DATA TO PROCESS ▸
START
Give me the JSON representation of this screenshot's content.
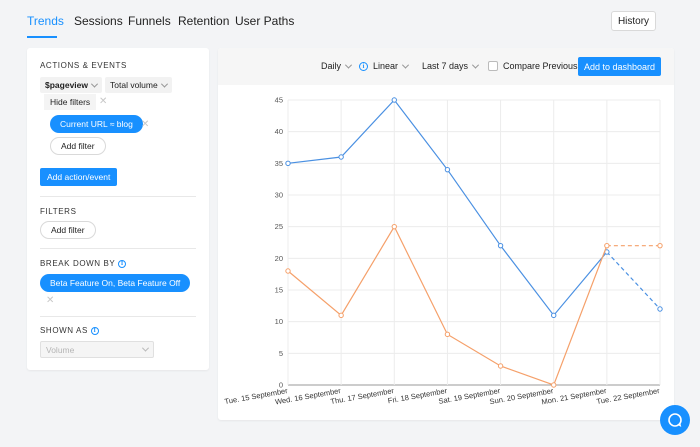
{
  "tabs": [
    {
      "label": "Trends",
      "active": true
    },
    {
      "label": "Sessions",
      "active": false
    },
    {
      "label": "Funnels",
      "active": false
    },
    {
      "label": "Retention",
      "active": false
    },
    {
      "label": "User Paths",
      "active": false
    }
  ],
  "history_label": "History",
  "left": {
    "actions_title": "ACTIONS & EVENTS",
    "event_select": "$pageview",
    "math_select": "Total volume",
    "hide_filters": "Hide filters",
    "filter_pill": "Current URL ≈ blog",
    "add_filter": "Add filter",
    "add_action": "Add action/event",
    "filters_title": "FILTERS",
    "filters_add": "Add filter",
    "breakdown_title": "BREAK DOWN BY",
    "breakdown_pill": "Beta Feature On, Beta Feature Off",
    "shown_as_title": "SHOWN AS",
    "shown_as_value": "Volume"
  },
  "toolbar": {
    "interval": "Daily",
    "scale": "Linear",
    "date_range": "Last 7 days",
    "compare_label": "Compare Previous",
    "compare_checked": false,
    "add_dashboard": "Add to dashboard"
  },
  "colors": {
    "accent": "#1890ff",
    "series_blue": "#4a90e2",
    "series_orange": "#f5a06a"
  },
  "chart_data": {
    "type": "line",
    "categories": [
      "Tue. 15 September",
      "Wed. 16 September",
      "Thu. 17 September",
      "Fri. 18 September",
      "Sat. 19 September",
      "Sun. 20 September",
      "Mon. 21 September",
      "Tue. 22 September"
    ],
    "series": [
      {
        "values": [
          35,
          36,
          45,
          34,
          22,
          11,
          21,
          12
        ],
        "color": "#4a90e2",
        "dashed_from_index": 6
      },
      {
        "values": [
          18,
          11,
          25,
          8,
          3,
          0,
          22,
          22
        ],
        "color": "#f5a06a",
        "dashed_from_index": 6
      }
    ],
    "yticks": [
      "0",
      "5",
      "10",
      "15",
      "20",
      "25",
      "30",
      "35",
      "40",
      "45"
    ],
    "ylim": [
      0,
      45
    ],
    "grid": true
  }
}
END
REQUIREMENT ▸ Transcribe the full listing character for character. Pictures are excluded.

SOLUTION BELOW ▸
Give me the JSON representation of this screenshot's content.
{
  "tabs": [
    {
      "label": "Trends",
      "active": true
    },
    {
      "label": "Sessions",
      "active": false
    },
    {
      "label": "Funnels",
      "active": false
    },
    {
      "label": "Retention",
      "active": false
    },
    {
      "label": "User Paths",
      "active": false
    }
  ],
  "history_label": "History",
  "left": {
    "actions_title": "ACTIONS & EVENTS",
    "event_select": "$pageview",
    "math_select": "Total volume",
    "hide_filters": "Hide filters",
    "filter_pill": "Current URL ≈ blog",
    "add_filter": "Add filter",
    "add_action": "Add action/event",
    "filters_title": "FILTERS",
    "filters_add": "Add filter",
    "breakdown_title": "BREAK DOWN BY",
    "breakdown_pill": "Beta Feature On, Beta Feature Off",
    "shown_as_title": "SHOWN AS",
    "shown_as_value": "Volume"
  },
  "toolbar": {
    "interval": "Daily",
    "scale": "Linear",
    "date_range": "Last 7 days",
    "compare_label": "Compare Previous",
    "compare_checked": false,
    "add_dashboard": "Add to dashboard"
  },
  "colors": {
    "accent": "#1890ff",
    "series_blue": "#4a90e2",
    "series_orange": "#f5a06a"
  },
  "chart_data": {
    "type": "line",
    "categories": [
      "Tue. 15 September",
      "Wed. 16 September",
      "Thu. 17 September",
      "Fri. 18 September",
      "Sat. 19 September",
      "Sun. 20 September",
      "Mon. 21 September",
      "Tue. 22 September"
    ],
    "series": [
      {
        "values": [
          35,
          36,
          45,
          34,
          22,
          11,
          21,
          12
        ],
        "color": "#4a90e2",
        "dashed_from_index": 6
      },
      {
        "values": [
          18,
          11,
          25,
          8,
          3,
          0,
          22,
          22
        ],
        "color": "#f5a06a",
        "dashed_from_index": 6
      }
    ],
    "yticks": [
      "0",
      "5",
      "10",
      "15",
      "20",
      "25",
      "30",
      "35",
      "40",
      "45"
    ],
    "ylim": [
      0,
      45
    ],
    "grid": true
  }
}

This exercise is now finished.